▶ **WRITTEN INSTRUCTION**: Every line of the listing must be reproduced as it stands. Leave the images behind.
** Start of DATASET EXCERPTS **
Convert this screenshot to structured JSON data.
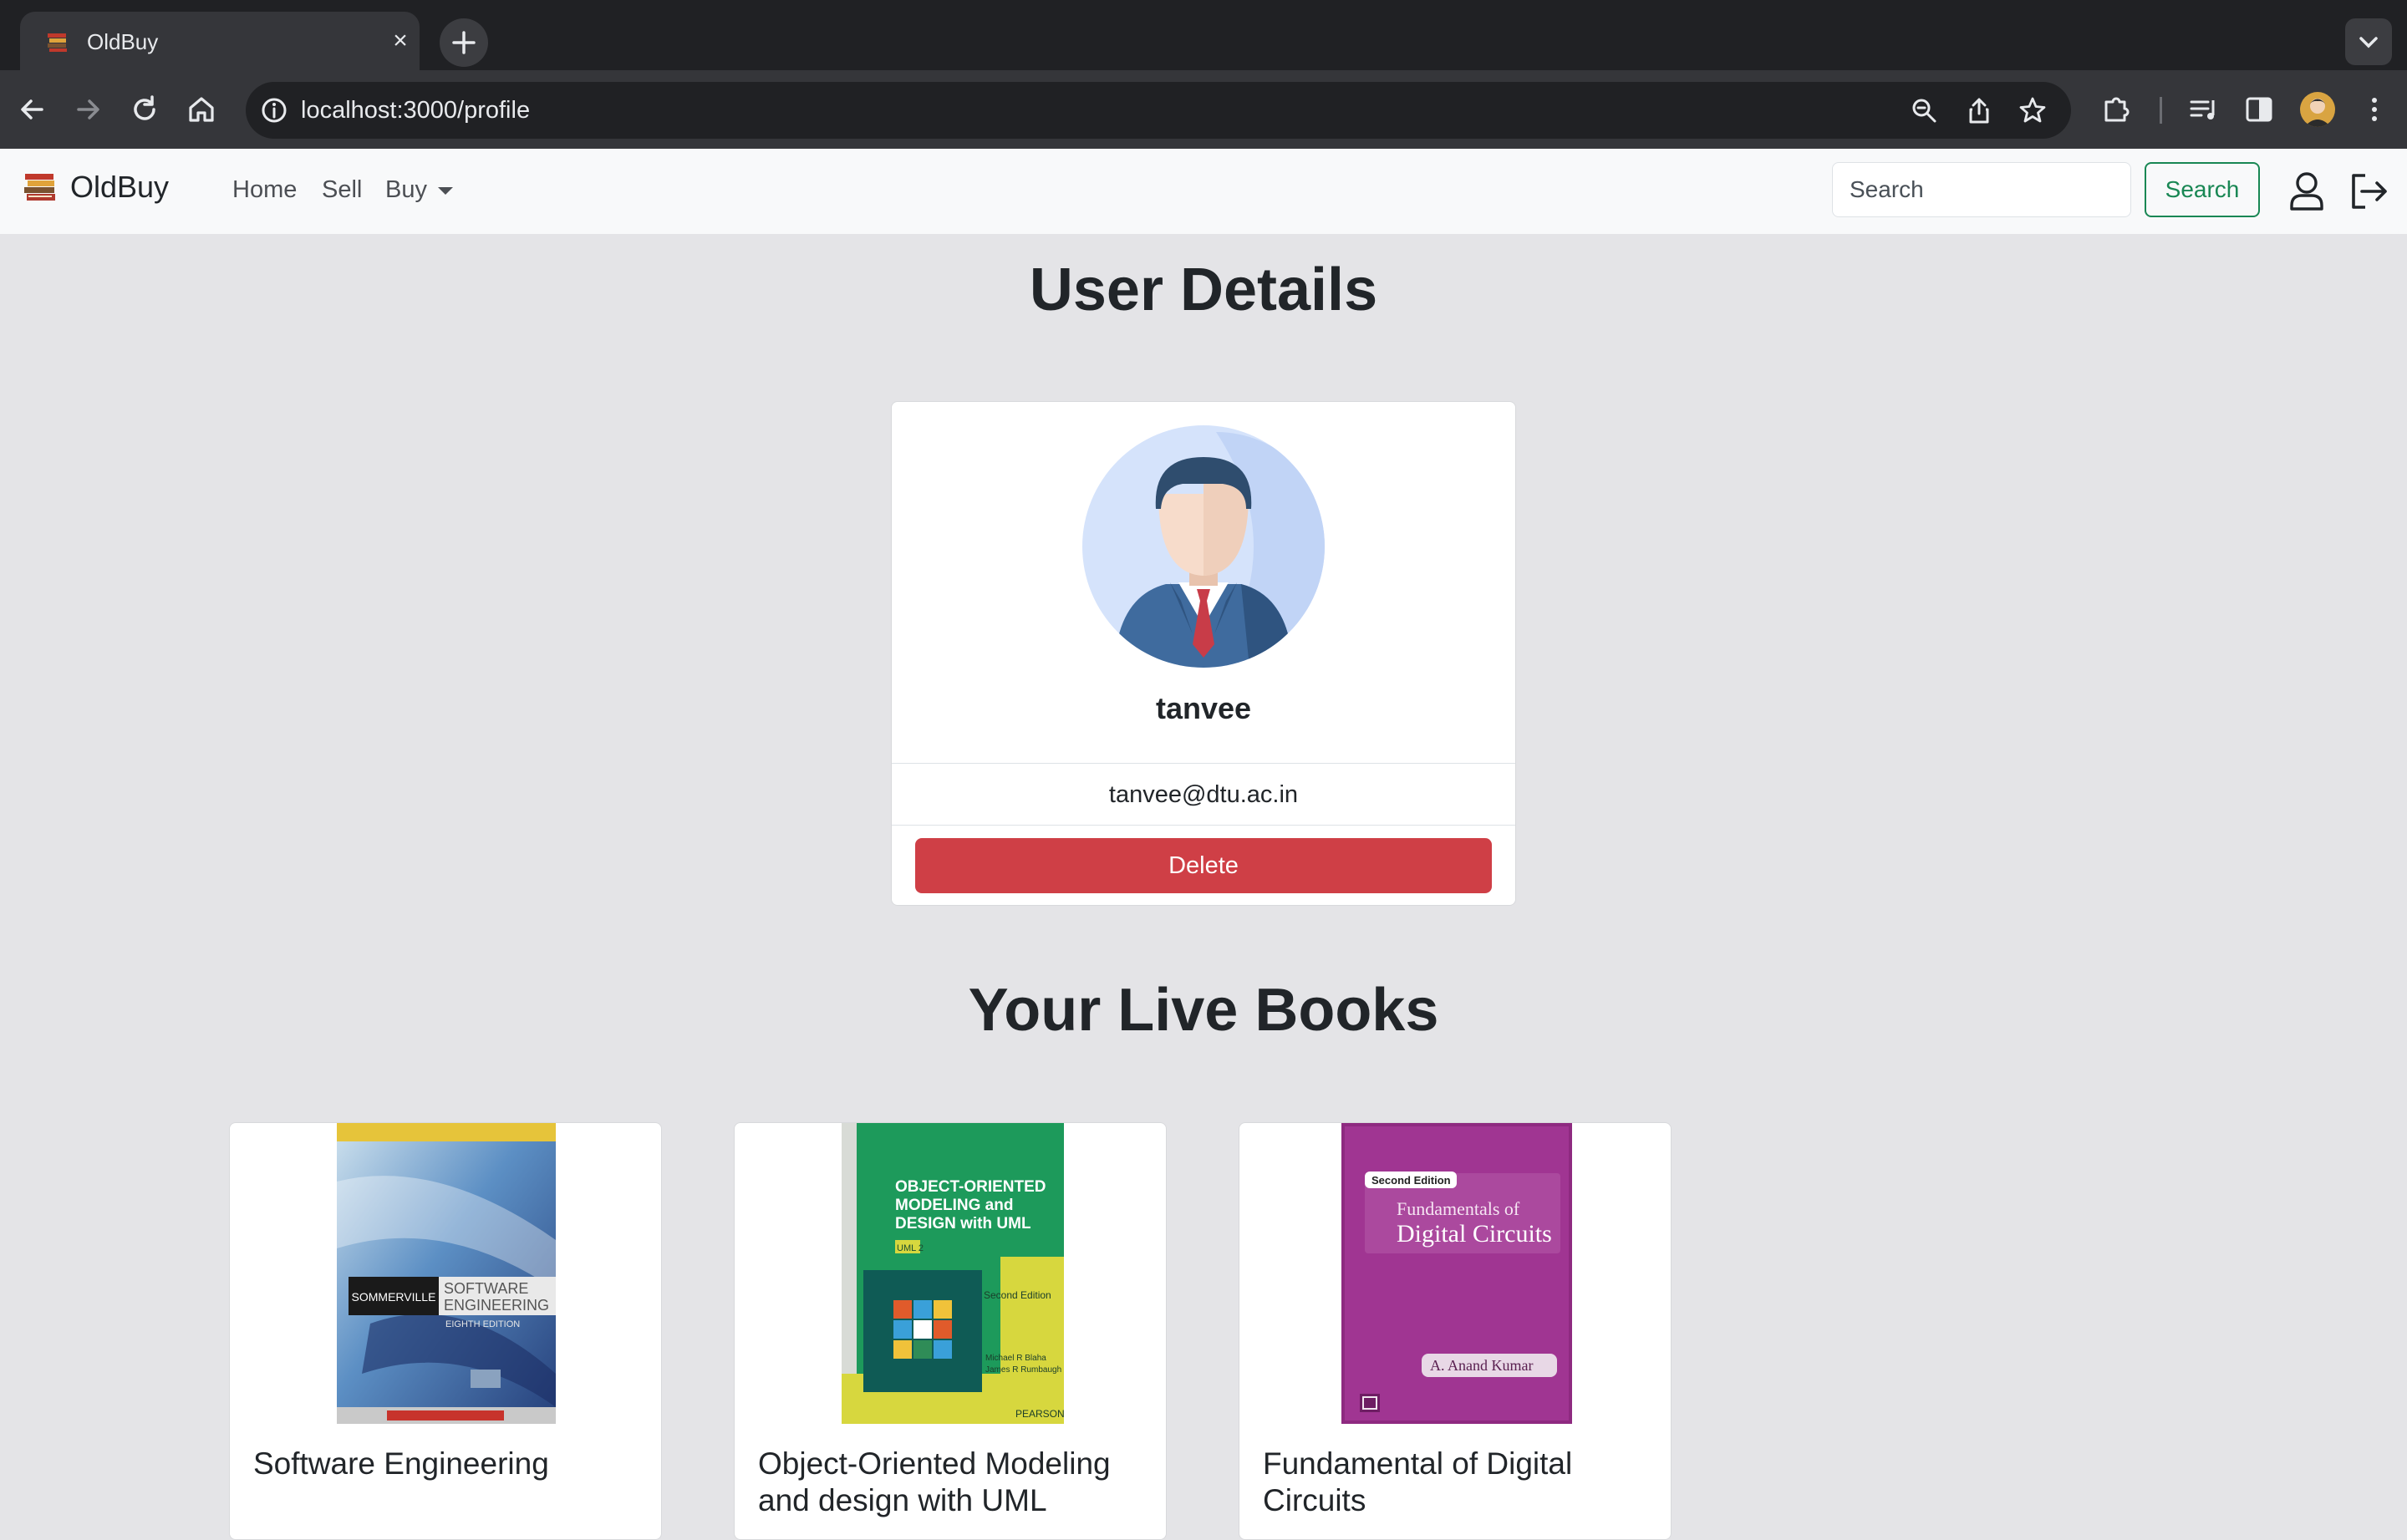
{
  "browser": {
    "tab_title": "OldBuy",
    "url": "localhost:3000/profile"
  },
  "navbar": {
    "brand": "OldBuy",
    "links": [
      "Home",
      "Sell",
      "Buy"
    ],
    "search_placeholder": "Search",
    "search_button": "Search"
  },
  "profile": {
    "heading": "User Details",
    "name": "tanvee",
    "email": "tanvee@dtu.ac.in",
    "delete_label": "Delete"
  },
  "books": {
    "heading": "Your Live Books",
    "items": [
      {
        "title": "Software Engineering",
        "cover": {
          "author": "SOMMERVILLE",
          "line1": "SOFTWARE",
          "line2": "ENGINEERING",
          "edition": "EIGHTH EDITION"
        }
      },
      {
        "title": "Object-Oriented Modeling and design with UML",
        "cover": {
          "line1": "OBJECT-ORIENTED",
          "line2": "MODELING and",
          "line3": "DESIGN with UML",
          "tag": "UML 2",
          "edition": "Second Edition",
          "authors1": "Michael R Blaha",
          "authors2": "James R Rumbaugh",
          "publisher": "PEARSON"
        }
      },
      {
        "title": "Fundamental of Digital Circuits",
        "cover": {
          "edition": "Second Edition",
          "line1": "Fundamentals of",
          "line2": "Digital Circuits",
          "author": "A. Anand Kumar"
        }
      }
    ]
  }
}
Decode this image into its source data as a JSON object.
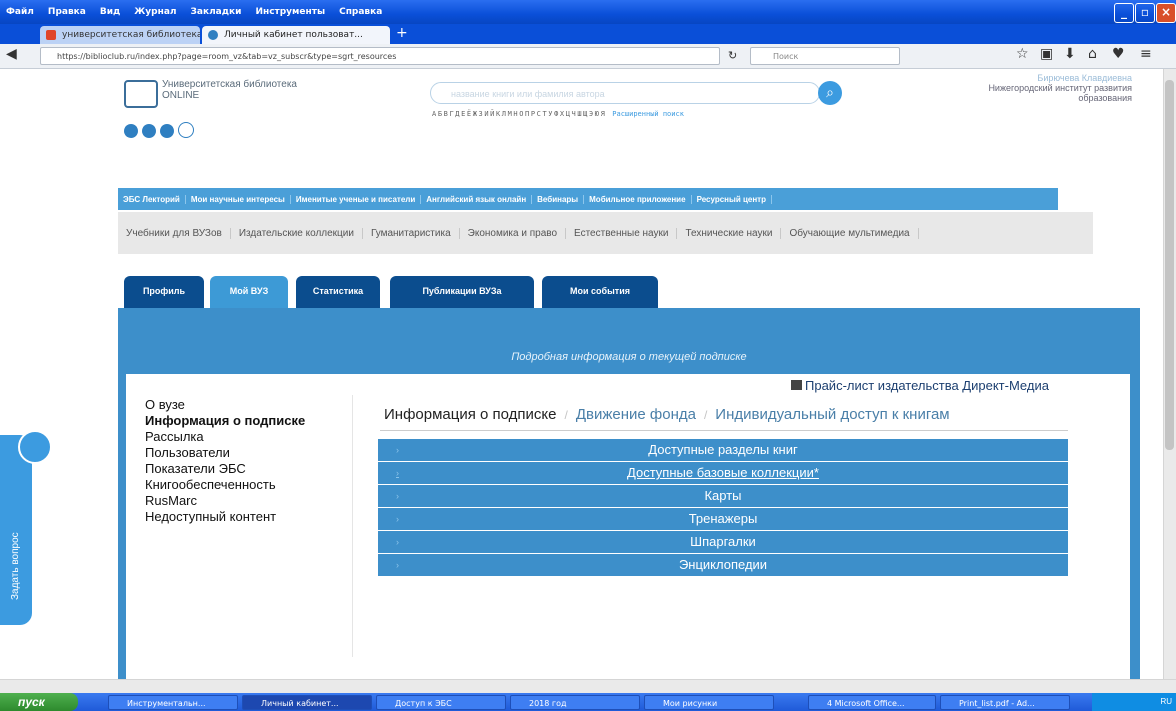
{
  "window": {
    "menu": [
      "Файл",
      "Правка",
      "Вид",
      "Журнал",
      "Закладки",
      "Инструменты",
      "Справка"
    ],
    "controls": [
      "_",
      "▫",
      "×"
    ]
  },
  "browser_tabs": [
    {
      "label": "университетская библиотека",
      "active": false
    },
    {
      "label": "Личный кабинет пользоват...",
      "active": true
    }
  ],
  "address": {
    "url_host": "biblioclub.ru",
    "url": "https://biblioclub.ru/index.php?page=room_vz&tab=vz_subscr&type=sgrt_resources",
    "search_placeholder": "Поиск"
  },
  "site": {
    "logo_line1": "Университетская библиотека",
    "logo_line2": "ONLINE",
    "search_placeholder": "название книги или фамилия автора",
    "alphabet": "АБВГДЕЁЖЗИЙКЛМНОПРСТУФХЦЧШЩЭЮЯ",
    "advanced_search": "Расширенный поиск",
    "user_name": "Бирючева Клавдиевна",
    "user_org_line1": "Нижегородский институт развития",
    "user_org_line2": "образования"
  },
  "main_nav": [
    "ЭБС Лекторий",
    "Мои научные интересы",
    "Именитые ученые и писатели",
    "Английский язык онлайн",
    "Вебинары",
    "Мобильное приложение",
    "Ресурсный центр"
  ],
  "sub_nav": [
    "Учебники для ВУЗов",
    "Издательские коллекции",
    "Гуманитаристика",
    "Экономика и право",
    "Естественные науки",
    "Технические науки",
    "Обучающие мультимедиа"
  ],
  "cabinet_tabs": [
    {
      "label": "Профиль",
      "active": false
    },
    {
      "label": "Мой ВУЗ",
      "active": true
    },
    {
      "label": "Статистика",
      "active": false
    },
    {
      "label": "Публикации ВУЗа",
      "active": false
    },
    {
      "label": "Мои события",
      "active": false
    }
  ],
  "panel_header": "Подробная информация о текущей подписке",
  "left_menu": [
    {
      "label": "О вузе",
      "bold": false
    },
    {
      "label": "Информация о подписке",
      "bold": true
    },
    {
      "label": "Рассылка",
      "bold": false
    },
    {
      "label": "Пользователи",
      "bold": false
    },
    {
      "label": "Показатели ЭБС",
      "bold": false
    },
    {
      "label": "Книгообеспеченность",
      "bold": false
    },
    {
      "label": "RusMarc",
      "bold": false
    },
    {
      "label": "Недоступный контент",
      "bold": false
    }
  ],
  "price_link": "Прайс-лист издательства Директ-Медиа",
  "info_tabs": {
    "active": "Информация о подписке",
    "tab2": "Движение фонда",
    "tab3": "Индивидуальный доступ к книгам"
  },
  "sections": [
    {
      "label": "Доступные разделы книг",
      "underline": false
    },
    {
      "label": "Доступные базовые коллекции*",
      "underline": true
    },
    {
      "label": "Карты",
      "underline": false
    },
    {
      "label": "Тренажеры",
      "underline": false
    },
    {
      "label": "Шпаргалки",
      "underline": false
    },
    {
      "label": "Энциклопедии",
      "underline": false
    }
  ],
  "ask_question": "Задать вопрос",
  "taskbar": {
    "start": "пуск",
    "tasks": [
      "Инструментальн...",
      "Личный кабинет...",
      "Доступ к ЭБС",
      "2018 год",
      "Мои рисунки",
      "4 Microsoft Office...",
      "Print_list.pdf - Ad..."
    ],
    "tray": "RU"
  },
  "colors": {
    "accent": "#3d8fca",
    "dark_tab": "#0b4d8e",
    "xp_blue": "#0a4fd8"
  }
}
** End of DATASET EXCERPTS **
▶ **WRITTEN ANSWER**:
Convert this screenshot to structured JSON data.
{
  "browser": {
    "tab_title": "OldBuy",
    "url": "localhost:3000/profile"
  },
  "navbar": {
    "brand": "OldBuy",
    "links": [
      "Home",
      "Sell",
      "Buy"
    ],
    "search_placeholder": "Search",
    "search_button": "Search"
  },
  "profile": {
    "heading": "User Details",
    "name": "tanvee",
    "email": "tanvee@dtu.ac.in",
    "delete_label": "Delete"
  },
  "books": {
    "heading": "Your Live Books",
    "items": [
      {
        "title": "Software Engineering",
        "cover": {
          "author": "SOMMERVILLE",
          "line1": "SOFTWARE",
          "line2": "ENGINEERING",
          "edition": "EIGHTH EDITION"
        }
      },
      {
        "title": "Object-Oriented Modeling and design with UML",
        "cover": {
          "line1": "OBJECT-ORIENTED",
          "line2": "MODELING and",
          "line3": "DESIGN with UML",
          "tag": "UML 2",
          "edition": "Second Edition",
          "authors1": "Michael R Blaha",
          "authors2": "James R Rumbaugh",
          "publisher": "PEARSON"
        }
      },
      {
        "title": "Fundamental of Digital Circuits",
        "cover": {
          "edition": "Second Edition",
          "line1": "Fundamentals of",
          "line2": "Digital Circuits",
          "author": "A. Anand Kumar"
        }
      }
    ]
  }
}
Decode this image into its source data as a JSON object.
{
  "window": {
    "menu": [
      "Файл",
      "Правка",
      "Вид",
      "Журнал",
      "Закладки",
      "Инструменты",
      "Справка"
    ],
    "controls": [
      "_",
      "▫",
      "×"
    ]
  },
  "browser_tabs": [
    {
      "label": "университетская библиотека",
      "active": false
    },
    {
      "label": "Личный кабинет пользоват...",
      "active": true
    }
  ],
  "address": {
    "url_host": "biblioclub.ru",
    "url": "https://biblioclub.ru/index.php?page=room_vz&tab=vz_subscr&type=sgrt_resources",
    "search_placeholder": "Поиск"
  },
  "site": {
    "logo_line1": "Университетская библиотека",
    "logo_line2": "ONLINE",
    "search_placeholder": "название книги или фамилия автора",
    "alphabet": "АБВГДЕЁЖЗИЙКЛМНОПРСТУФХЦЧШЩЭЮЯ",
    "advanced_search": "Расширенный поиск",
    "user_name": "Бирючева Клавдиевна",
    "user_org_line1": "Нижегородский институт развития",
    "user_org_line2": "образования"
  },
  "main_nav": [
    "ЭБС Лекторий",
    "Мои научные интересы",
    "Именитые ученые и писатели",
    "Английский язык онлайн",
    "Вебинары",
    "Мобильное приложение",
    "Ресурсный центр"
  ],
  "sub_nav": [
    "Учебники для ВУЗов",
    "Издательские коллекции",
    "Гуманитаристика",
    "Экономика и право",
    "Естественные науки",
    "Технические науки",
    "Обучающие мультимедиа"
  ],
  "cabinet_tabs": [
    {
      "label": "Профиль",
      "active": false
    },
    {
      "label": "Мой ВУЗ",
      "active": true
    },
    {
      "label": "Статистика",
      "active": false
    },
    {
      "label": "Публикации ВУЗа",
      "active": false
    },
    {
      "label": "Мои события",
      "active": false
    }
  ],
  "panel_header": "Подробная информация о текущей подписке",
  "left_menu": [
    {
      "label": "О вузе",
      "bold": false
    },
    {
      "label": "Информация о подписке",
      "bold": true
    },
    {
      "label": "Рассылка",
      "bold": false
    },
    {
      "label": "Пользователи",
      "bold": false
    },
    {
      "label": "Показатели ЭБС",
      "bold": false
    },
    {
      "label": "Книгообеспеченность",
      "bold": false
    },
    {
      "label": "RusMarc",
      "bold": false
    },
    {
      "label": "Недоступный контент",
      "bold": false
    }
  ],
  "price_link": "Прайс-лист издательства Директ-Медиа",
  "info_tabs": {
    "active": "Информация о подписке",
    "tab2": "Движение фонда",
    "tab3": "Индивидуальный доступ к книгам"
  },
  "sections": [
    {
      "label": "Доступные разделы книг",
      "underline": false
    },
    {
      "label": "Доступные базовые коллекции*",
      "underline": true
    },
    {
      "label": "Карты",
      "underline": false
    },
    {
      "label": "Тренажеры",
      "underline": false
    },
    {
      "label": "Шпаргалки",
      "underline": false
    },
    {
      "label": "Энциклопедии",
      "underline": false
    }
  ],
  "ask_question": "Задать вопрос",
  "taskbar": {
    "start": "пуск",
    "tasks": [
      "Инструментальн...",
      "Личный кабинет...",
      "Доступ к ЭБС",
      "2018 год",
      "Мои рисунки",
      "4 Microsoft Office...",
      "Print_list.pdf - Ad..."
    ],
    "tray": "RU"
  },
  "colors": {
    "accent": "#3d8fca",
    "dark_tab": "#0b4d8e",
    "xp_blue": "#0a4fd8"
  }
}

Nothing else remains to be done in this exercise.